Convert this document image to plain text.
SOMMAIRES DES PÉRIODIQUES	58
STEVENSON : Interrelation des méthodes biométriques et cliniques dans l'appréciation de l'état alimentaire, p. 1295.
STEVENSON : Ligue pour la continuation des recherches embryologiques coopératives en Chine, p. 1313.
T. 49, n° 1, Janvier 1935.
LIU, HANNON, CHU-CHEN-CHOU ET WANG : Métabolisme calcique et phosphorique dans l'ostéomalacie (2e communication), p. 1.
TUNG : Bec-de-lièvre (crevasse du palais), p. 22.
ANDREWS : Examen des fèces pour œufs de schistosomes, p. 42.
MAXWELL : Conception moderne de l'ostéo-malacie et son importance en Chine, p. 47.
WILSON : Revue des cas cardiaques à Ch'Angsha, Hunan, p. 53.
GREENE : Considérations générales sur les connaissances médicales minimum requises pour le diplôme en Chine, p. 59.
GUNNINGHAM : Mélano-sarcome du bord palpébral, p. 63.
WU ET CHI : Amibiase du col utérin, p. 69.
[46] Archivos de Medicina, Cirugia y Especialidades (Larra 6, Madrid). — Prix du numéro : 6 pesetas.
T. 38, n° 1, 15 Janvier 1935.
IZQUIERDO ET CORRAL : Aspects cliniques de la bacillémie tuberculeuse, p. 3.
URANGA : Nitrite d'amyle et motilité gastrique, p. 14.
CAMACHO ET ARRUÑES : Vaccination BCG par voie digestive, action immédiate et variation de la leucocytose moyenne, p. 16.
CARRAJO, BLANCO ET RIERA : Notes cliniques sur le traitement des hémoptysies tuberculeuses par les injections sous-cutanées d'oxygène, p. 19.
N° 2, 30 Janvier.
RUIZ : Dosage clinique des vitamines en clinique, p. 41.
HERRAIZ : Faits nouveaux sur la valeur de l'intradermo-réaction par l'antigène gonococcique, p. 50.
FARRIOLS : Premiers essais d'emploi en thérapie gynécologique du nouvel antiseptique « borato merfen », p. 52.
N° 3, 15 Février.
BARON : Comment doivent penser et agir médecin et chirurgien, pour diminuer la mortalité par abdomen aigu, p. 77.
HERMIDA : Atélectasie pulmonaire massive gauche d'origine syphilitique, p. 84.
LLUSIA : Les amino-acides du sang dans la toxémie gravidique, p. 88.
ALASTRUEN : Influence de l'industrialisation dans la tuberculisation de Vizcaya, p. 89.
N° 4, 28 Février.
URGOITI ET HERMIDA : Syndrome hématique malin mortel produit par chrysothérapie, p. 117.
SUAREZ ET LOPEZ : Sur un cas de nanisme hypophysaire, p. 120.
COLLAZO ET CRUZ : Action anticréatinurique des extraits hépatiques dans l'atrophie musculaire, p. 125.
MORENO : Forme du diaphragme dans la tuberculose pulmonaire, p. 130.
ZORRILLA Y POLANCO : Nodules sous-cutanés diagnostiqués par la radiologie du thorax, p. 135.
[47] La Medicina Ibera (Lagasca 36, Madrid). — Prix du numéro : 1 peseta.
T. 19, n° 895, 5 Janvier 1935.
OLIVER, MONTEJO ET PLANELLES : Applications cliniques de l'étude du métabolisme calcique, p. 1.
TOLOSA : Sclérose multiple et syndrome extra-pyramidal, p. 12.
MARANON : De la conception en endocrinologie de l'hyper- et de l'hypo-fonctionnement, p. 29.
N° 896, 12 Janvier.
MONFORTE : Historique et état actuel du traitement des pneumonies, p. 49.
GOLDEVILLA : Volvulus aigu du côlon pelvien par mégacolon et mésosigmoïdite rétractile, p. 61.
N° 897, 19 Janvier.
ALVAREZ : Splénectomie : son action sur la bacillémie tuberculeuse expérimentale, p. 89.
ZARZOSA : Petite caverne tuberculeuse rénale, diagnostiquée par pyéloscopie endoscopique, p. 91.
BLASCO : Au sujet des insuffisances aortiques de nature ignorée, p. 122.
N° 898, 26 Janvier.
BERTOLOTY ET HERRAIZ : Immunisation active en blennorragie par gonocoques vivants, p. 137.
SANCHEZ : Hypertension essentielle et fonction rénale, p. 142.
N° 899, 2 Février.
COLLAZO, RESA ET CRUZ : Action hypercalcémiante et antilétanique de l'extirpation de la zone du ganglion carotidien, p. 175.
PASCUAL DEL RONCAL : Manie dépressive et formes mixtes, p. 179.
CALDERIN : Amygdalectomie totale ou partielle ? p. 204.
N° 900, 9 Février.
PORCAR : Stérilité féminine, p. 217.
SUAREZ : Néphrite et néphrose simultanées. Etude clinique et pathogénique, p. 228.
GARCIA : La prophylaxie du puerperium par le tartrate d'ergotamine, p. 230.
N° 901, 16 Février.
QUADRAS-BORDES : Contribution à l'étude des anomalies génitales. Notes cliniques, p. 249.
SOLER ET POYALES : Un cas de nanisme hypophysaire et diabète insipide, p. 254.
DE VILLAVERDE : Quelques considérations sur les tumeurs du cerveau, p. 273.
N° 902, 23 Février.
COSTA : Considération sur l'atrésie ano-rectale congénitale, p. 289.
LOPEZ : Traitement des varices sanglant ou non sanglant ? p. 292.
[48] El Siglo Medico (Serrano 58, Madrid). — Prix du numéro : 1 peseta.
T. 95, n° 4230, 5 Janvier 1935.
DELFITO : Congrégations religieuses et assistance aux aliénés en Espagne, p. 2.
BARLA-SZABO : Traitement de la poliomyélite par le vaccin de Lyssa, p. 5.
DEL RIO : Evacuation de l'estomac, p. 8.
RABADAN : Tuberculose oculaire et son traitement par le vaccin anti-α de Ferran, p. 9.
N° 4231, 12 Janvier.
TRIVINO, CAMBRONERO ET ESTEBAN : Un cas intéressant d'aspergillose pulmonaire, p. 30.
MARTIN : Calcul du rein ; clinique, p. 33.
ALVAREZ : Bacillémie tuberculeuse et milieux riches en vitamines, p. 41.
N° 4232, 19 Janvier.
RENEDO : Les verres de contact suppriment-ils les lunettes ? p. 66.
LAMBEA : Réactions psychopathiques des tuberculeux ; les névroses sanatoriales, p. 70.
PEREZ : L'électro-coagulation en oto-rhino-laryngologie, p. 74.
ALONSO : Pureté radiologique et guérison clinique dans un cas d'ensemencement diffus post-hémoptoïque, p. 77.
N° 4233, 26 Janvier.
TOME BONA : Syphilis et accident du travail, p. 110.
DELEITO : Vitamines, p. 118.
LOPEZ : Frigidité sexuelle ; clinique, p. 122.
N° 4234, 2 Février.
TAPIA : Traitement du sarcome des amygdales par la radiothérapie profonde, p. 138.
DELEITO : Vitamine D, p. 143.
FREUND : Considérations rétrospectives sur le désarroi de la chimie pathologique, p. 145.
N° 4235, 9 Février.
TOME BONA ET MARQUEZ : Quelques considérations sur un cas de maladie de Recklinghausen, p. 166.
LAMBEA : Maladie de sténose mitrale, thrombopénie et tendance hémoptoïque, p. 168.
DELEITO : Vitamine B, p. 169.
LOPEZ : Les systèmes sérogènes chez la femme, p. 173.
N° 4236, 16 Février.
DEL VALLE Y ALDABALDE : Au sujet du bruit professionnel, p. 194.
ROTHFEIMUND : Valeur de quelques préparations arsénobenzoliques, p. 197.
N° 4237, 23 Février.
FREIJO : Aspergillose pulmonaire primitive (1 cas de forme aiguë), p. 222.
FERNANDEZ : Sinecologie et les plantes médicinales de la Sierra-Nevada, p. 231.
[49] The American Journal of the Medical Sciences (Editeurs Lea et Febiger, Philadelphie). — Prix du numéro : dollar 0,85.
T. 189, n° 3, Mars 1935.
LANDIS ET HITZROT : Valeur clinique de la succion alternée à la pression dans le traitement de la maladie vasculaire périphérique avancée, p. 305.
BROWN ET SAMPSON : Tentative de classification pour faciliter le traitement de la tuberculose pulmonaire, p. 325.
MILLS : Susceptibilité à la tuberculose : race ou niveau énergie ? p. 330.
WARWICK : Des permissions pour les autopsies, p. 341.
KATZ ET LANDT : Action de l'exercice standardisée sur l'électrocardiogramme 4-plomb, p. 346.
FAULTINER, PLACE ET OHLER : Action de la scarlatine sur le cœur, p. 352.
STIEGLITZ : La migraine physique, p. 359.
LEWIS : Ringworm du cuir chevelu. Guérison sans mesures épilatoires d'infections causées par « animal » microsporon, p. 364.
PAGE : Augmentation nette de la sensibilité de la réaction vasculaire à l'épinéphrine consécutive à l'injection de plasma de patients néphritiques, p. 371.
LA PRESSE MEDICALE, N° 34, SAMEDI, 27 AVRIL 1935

________________________

Your response should be the lines of the entries above that include the string "nanisme".

_ANSWER AREA_.
SUAREZ ET LOPEZ : Sur un cas de nanisme hypophysaire, p. 120.
SOLER ET POYALES : Un cas de nanisme hypophysaire et diabète insipide, p. 254.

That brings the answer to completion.